§ **SHORT TASK**: Using the material below, copy every line where "Loss" appears.

§ **ENTRIES SHOWN**:
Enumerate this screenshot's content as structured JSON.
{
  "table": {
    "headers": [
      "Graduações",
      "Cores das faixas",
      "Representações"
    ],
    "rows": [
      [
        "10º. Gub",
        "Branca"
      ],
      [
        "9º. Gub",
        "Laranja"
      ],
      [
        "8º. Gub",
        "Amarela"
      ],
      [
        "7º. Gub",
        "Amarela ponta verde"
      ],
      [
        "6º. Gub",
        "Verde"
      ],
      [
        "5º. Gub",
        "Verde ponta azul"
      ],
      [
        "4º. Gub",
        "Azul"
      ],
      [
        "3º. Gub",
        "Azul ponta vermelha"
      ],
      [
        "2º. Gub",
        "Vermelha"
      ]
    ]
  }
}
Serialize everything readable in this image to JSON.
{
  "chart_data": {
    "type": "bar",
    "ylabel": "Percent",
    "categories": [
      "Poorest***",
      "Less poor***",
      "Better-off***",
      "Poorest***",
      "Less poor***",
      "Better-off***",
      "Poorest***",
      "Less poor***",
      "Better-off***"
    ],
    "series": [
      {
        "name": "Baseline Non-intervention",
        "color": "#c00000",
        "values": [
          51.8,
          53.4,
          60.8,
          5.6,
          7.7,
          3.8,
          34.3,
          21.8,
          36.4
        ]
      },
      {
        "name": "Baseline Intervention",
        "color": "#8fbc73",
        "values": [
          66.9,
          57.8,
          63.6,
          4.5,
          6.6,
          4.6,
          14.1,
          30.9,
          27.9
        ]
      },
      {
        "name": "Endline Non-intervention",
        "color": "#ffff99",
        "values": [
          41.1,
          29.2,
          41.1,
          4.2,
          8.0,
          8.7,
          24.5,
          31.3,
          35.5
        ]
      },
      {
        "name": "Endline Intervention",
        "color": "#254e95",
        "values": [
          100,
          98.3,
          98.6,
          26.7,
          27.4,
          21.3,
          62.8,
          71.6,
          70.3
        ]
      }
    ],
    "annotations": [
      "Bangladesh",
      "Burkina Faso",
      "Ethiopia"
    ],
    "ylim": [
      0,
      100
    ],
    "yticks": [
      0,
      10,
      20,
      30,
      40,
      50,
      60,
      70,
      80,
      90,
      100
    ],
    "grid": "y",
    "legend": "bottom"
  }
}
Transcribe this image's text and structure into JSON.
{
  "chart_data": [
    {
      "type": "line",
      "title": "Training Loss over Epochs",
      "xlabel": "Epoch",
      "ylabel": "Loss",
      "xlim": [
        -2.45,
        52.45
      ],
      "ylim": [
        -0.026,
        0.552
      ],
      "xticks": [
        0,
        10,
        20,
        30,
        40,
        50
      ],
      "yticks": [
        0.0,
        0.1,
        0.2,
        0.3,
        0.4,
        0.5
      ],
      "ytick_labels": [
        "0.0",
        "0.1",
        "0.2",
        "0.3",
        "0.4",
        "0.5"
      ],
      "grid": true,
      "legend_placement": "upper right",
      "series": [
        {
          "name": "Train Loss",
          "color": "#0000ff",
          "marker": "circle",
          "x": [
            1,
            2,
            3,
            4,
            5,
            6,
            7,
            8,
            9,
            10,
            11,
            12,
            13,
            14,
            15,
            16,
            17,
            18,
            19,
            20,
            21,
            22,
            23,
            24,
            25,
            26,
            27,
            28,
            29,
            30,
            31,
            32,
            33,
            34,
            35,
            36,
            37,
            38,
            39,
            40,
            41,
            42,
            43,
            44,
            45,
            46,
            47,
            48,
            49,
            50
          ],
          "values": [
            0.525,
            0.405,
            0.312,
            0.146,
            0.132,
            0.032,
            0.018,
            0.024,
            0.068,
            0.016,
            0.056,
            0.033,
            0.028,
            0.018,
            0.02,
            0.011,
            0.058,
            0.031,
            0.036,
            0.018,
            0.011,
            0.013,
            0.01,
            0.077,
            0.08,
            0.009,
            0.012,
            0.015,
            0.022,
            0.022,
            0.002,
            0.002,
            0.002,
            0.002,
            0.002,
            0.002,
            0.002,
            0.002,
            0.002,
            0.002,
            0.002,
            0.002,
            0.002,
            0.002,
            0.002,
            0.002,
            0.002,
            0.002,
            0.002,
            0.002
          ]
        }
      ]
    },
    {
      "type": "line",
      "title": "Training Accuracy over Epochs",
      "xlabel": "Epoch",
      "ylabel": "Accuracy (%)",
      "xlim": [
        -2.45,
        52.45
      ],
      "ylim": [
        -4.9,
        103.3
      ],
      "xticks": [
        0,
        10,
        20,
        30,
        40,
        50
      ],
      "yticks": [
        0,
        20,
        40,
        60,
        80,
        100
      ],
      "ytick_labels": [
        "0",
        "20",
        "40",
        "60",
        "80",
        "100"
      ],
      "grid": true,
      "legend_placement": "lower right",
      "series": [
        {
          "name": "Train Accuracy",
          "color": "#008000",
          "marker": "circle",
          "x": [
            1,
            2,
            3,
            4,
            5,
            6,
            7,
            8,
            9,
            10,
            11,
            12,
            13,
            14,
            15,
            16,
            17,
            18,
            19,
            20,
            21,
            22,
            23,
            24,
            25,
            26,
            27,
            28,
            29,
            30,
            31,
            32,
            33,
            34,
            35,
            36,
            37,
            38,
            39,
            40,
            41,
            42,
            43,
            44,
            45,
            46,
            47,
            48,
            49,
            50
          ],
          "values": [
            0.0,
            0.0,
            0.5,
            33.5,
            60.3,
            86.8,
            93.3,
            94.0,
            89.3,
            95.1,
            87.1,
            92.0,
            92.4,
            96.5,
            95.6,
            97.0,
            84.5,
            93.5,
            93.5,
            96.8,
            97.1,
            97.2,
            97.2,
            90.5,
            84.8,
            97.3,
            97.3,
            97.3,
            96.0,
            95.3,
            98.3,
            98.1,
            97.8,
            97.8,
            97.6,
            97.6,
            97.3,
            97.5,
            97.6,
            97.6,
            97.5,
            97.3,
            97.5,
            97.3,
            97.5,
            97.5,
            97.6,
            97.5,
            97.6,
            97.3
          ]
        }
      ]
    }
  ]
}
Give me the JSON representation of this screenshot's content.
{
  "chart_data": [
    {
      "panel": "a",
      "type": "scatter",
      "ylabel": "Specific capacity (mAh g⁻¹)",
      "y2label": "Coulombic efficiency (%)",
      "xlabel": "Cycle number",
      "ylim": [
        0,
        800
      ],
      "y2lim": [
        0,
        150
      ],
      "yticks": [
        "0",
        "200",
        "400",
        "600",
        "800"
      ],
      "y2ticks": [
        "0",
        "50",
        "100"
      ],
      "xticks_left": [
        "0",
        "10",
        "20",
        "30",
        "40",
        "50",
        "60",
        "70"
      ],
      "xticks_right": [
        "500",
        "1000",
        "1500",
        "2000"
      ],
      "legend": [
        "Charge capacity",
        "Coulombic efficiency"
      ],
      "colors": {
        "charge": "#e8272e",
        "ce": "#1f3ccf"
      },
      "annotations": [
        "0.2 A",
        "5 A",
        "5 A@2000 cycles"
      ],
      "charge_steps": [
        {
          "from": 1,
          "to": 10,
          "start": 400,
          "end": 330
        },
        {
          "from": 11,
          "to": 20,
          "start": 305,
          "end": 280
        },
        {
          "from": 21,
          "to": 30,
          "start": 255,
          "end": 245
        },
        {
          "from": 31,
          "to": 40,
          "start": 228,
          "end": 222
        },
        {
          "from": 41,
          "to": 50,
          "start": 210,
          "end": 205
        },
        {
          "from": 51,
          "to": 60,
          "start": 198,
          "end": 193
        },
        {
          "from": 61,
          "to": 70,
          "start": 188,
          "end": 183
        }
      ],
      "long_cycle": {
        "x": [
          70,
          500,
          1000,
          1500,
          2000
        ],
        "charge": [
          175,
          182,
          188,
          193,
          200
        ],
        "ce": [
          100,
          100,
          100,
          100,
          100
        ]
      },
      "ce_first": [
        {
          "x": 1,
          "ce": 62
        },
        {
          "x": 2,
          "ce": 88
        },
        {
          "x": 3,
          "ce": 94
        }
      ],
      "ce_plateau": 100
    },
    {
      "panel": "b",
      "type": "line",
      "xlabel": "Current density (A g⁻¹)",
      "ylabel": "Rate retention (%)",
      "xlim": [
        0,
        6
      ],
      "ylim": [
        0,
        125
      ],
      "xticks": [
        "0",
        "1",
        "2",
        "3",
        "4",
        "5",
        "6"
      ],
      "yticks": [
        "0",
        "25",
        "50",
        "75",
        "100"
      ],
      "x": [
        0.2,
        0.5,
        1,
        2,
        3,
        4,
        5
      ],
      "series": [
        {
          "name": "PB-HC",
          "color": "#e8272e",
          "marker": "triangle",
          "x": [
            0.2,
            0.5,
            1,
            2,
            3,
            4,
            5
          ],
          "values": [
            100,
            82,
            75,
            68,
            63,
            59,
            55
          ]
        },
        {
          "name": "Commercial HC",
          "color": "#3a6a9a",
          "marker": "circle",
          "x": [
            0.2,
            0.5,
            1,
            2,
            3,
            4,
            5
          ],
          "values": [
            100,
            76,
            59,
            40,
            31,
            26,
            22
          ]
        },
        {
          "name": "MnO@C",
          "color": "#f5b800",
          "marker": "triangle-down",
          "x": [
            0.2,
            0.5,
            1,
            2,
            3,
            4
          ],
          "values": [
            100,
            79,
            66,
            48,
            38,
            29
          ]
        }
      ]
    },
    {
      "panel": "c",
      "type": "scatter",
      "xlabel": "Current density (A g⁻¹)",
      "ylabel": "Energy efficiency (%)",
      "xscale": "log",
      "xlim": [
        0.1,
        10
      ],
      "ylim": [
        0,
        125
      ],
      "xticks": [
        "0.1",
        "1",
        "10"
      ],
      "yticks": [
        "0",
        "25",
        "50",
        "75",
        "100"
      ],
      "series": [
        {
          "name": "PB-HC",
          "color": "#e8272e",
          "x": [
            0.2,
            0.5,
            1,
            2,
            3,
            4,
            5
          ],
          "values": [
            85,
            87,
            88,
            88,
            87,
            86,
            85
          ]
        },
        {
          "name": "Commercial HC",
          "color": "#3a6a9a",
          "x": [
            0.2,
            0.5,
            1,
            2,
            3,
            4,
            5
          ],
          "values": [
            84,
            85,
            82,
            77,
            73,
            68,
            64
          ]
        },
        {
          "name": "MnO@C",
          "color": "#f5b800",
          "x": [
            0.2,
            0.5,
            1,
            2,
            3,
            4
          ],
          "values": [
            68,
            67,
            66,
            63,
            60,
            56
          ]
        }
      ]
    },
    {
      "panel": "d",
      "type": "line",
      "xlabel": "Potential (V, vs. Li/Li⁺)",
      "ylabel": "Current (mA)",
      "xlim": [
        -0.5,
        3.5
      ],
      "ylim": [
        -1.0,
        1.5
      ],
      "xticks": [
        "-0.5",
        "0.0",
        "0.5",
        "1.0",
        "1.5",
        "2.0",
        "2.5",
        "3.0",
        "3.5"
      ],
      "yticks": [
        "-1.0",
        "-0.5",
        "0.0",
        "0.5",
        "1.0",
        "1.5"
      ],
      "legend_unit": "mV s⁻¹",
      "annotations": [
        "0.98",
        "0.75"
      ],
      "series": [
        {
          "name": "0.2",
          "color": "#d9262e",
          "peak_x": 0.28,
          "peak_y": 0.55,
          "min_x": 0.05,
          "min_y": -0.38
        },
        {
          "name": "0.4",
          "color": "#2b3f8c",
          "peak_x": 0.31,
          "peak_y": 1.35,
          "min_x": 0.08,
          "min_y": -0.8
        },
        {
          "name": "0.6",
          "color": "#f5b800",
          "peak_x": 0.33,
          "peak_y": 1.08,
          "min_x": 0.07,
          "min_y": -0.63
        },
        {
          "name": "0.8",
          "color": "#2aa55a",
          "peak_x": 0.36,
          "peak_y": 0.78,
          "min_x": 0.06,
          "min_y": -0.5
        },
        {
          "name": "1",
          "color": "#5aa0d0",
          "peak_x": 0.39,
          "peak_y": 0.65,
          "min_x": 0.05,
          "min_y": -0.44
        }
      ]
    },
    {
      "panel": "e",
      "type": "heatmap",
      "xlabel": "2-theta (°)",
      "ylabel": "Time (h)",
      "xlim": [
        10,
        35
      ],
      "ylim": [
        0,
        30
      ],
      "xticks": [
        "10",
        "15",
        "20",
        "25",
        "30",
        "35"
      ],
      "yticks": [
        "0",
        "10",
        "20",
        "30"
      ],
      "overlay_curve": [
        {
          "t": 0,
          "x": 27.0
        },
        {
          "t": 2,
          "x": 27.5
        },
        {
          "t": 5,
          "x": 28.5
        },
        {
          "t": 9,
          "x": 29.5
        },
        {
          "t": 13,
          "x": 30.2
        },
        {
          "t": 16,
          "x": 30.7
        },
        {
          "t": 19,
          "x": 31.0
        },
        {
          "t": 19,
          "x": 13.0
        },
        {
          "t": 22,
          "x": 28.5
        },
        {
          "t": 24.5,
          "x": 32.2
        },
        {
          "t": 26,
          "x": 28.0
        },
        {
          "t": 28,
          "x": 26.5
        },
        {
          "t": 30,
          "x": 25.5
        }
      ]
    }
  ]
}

§ **ANSWER TO THE TASK**:
      "title": "Training Loss over Epochs",
      "ylabel": "Loss",
          "name": "Train Loss",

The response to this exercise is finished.